Provided material:

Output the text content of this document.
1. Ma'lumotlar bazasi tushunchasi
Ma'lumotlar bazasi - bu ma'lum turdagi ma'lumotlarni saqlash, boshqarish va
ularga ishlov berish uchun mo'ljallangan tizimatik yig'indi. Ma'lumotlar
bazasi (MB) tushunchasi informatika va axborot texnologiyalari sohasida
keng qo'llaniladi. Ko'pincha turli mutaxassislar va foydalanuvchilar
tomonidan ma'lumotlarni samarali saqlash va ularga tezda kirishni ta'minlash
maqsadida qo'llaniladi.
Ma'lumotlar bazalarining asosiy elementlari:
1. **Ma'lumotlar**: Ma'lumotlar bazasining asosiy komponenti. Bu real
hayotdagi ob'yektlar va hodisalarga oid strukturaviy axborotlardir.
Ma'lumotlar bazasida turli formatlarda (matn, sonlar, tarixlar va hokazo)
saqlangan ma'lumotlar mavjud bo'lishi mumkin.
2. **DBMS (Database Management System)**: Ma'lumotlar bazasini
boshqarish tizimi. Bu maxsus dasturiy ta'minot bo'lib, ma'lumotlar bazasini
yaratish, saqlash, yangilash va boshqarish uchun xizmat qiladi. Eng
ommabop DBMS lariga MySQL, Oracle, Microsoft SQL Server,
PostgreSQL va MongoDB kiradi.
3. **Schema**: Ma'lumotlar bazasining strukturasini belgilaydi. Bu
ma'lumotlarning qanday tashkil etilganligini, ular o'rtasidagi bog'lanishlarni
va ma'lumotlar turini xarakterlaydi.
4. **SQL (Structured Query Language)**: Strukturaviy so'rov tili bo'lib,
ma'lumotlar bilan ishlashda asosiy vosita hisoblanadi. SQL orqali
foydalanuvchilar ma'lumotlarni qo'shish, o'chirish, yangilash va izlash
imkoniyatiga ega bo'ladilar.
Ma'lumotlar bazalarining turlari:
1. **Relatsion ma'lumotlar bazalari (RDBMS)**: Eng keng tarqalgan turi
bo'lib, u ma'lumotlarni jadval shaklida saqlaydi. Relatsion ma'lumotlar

Task goal:
Copy every line of the listing that contains the word "ularga".

Output:
ularga ishlov berish uchun mo'ljallangan tizimatik yig'indi. Ma'lumotlar
tomonidan ma'lumotlarni samarali saqlash va ularga tezda kirishni ta'minlash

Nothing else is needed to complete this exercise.